What the exercise asks: Copy the listing exactly. Omit nothing.

Material for this task:
* * *

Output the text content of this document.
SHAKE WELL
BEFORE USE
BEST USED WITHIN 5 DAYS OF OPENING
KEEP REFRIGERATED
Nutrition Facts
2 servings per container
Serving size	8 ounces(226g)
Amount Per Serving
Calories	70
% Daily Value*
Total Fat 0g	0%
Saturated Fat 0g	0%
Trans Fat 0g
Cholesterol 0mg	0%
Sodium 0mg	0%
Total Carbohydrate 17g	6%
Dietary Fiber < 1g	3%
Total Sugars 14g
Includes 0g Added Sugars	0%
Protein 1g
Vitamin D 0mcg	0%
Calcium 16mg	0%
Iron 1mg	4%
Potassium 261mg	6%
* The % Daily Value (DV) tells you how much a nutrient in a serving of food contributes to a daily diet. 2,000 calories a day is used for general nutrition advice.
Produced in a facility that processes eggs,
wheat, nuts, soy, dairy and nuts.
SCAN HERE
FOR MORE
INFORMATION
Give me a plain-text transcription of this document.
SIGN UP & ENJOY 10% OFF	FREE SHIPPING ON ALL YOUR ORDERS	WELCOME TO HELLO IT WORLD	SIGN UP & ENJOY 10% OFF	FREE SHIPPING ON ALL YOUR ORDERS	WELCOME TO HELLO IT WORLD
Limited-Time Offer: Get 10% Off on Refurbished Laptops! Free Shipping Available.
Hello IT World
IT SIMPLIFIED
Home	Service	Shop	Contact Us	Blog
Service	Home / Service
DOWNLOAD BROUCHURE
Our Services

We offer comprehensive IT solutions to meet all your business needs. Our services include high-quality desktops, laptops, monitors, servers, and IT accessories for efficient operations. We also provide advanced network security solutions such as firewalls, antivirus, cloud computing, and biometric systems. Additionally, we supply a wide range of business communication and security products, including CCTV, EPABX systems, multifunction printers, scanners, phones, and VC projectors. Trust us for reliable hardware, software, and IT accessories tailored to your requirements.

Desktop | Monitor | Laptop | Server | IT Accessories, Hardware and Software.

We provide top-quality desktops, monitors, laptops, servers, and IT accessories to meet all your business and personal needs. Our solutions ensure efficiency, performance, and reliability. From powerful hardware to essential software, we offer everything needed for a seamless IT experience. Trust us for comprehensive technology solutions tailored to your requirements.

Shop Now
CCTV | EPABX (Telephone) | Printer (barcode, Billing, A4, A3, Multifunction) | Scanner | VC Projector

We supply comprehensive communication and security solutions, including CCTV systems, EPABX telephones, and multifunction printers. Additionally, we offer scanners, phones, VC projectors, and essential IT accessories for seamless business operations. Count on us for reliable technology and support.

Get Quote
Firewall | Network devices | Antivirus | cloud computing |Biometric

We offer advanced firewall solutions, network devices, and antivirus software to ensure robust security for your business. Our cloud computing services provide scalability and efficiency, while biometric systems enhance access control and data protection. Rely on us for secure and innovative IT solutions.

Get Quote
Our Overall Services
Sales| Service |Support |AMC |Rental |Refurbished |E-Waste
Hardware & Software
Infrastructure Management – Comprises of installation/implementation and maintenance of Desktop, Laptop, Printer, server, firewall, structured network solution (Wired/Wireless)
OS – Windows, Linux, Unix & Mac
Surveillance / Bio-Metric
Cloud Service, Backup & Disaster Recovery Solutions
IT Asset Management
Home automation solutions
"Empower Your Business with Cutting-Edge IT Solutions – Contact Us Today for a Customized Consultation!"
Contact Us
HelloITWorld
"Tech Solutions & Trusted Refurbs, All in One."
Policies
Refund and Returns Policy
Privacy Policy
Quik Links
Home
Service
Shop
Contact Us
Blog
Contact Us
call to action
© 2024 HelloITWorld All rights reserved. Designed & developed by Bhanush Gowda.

* * *

Answer section:
Output the text content of this document.
SHAKE WELL
BEFORE USE
BEST USED WITHIN 5 DAYS OF OPENING
KEEP REFRIGERATED
Nutrition Facts
2 servings per container
Serving size	8 ounces(226g)
Amount Per Serving
Calories	70
% Daily Value*
Total Fat 0g	0%
Saturated Fat 0g	0%
Trans Fat 0g
Cholesterol 0mg	0%
Sodium 0mg	0%
Total Carbohydrate 17g	6%
Dietary Fiber < 1g	3%
Total Sugars 14g
Includes 0g Added Sugars	0%
Protein 1g
Vitamin D 0mcg	0%
Calcium 16mg	0%
Iron 1mg	4%
Potassium 261mg	6%
* The % Daily Value (DV) tells you how much a nutrient in a serving of food contributes to a daily diet. 2,000 calories a day is used for general nutrition advice.
Produced in a facility that processes eggs,
wheat, nuts, soy, dairy and nuts.
SCAN HERE
FOR MORE
INFORMATION
Give me a plain-text transcription of this document.
SIGN UP & ENJOY 10% OFF	FREE SHIPPING ON ALL YOUR ORDERS	WELCOME TO HELLO IT WORLD	SIGN UP & ENJOY 10% OFF	FREE SHIPPING ON ALL YOUR ORDERS	WELCOME TO HELLO IT WORLD
Limited-Time Offer: Get 10% Off on Refurbished Laptops! Free Shipping Available.
Hello IT World
IT SIMPLIFIED
Home	Service	Shop	Contact Us	Blog
Service	Home / Service
DOWNLOAD BROUCHURE
Our Services

We offer comprehensive IT solutions to meet all your business needs. Our services include high-quality desktops, laptops, monitors, servers, and IT accessories for efficient operations. We also provide advanced network security solutions such as firewalls, antivirus, cloud computing, and biometric systems. Additionally, we supply a wide range of business communication and security products, including CCTV, EPABX systems, multifunction printers, scanners, phones, and VC projectors. Trust us for reliable hardware, software, and IT accessories tailored to your requirements.

Desktop | Monitor | Laptop | Server | IT Accessories, Hardware and Software.

We provide top-quality desktops, monitors, laptops, servers, and IT accessories to meet all your business and personal needs. Our solutions ensure efficiency, performance, and reliability. From powerful hardware to essential software, we offer everything needed for a seamless IT experience. Trust us for comprehensive technology solutions tailored to your requirements.

Shop Now
CCTV | EPABX (Telephone) | Printer (barcode, Billing, A4, A3, Multifunction) | Scanner | VC Projector

We supply comprehensive communication and security solutions, including CCTV systems, EPABX telephones, and multifunction printers. Additionally, we offer scanners, phones, VC projectors, and essential IT accessories for seamless business operations. Count on us for reliable technology and support.

Get Quote
Firewall | Network devices | Antivirus | cloud computing |Biometric

We offer advanced firewall solutions, network devices, and antivirus software to ensure robust security for your business. Our cloud computing services provide scalability and efficiency, while biometric systems enhance access control and data protection. Rely on us for secure and innovative IT solutions.

Get Quote
Our Overall Services
Sales| Service |Support |AMC |Rental |Refurbished |E-Waste
Hardware & Software
Infrastructure Management – Comprises of installation/implementation and maintenance of Desktop, Laptop, Printer, server, firewall, structured network solution (Wired/Wireless)
OS – Windows, Linux, Unix & Mac
Surveillance / Bio-Metric
Cloud Service, Backup & Disaster Recovery Solutions
IT Asset Management
Home automation solutions
"Empower Your Business with Cutting-Edge IT Solutions – Contact Us Today for a Customized Consultation!"
Contact Us
HelloITWorld
"Tech Solutions & Trusted Refurbs, All in One."
Policies
Refund and Returns Policy
Privacy Policy
Quik Links
Home
Service
Shop
Contact Us
Blog
Contact Us
call to action
© 2024 HelloITWorld All rights reserved. Designed & developed by Bhanush Gowda.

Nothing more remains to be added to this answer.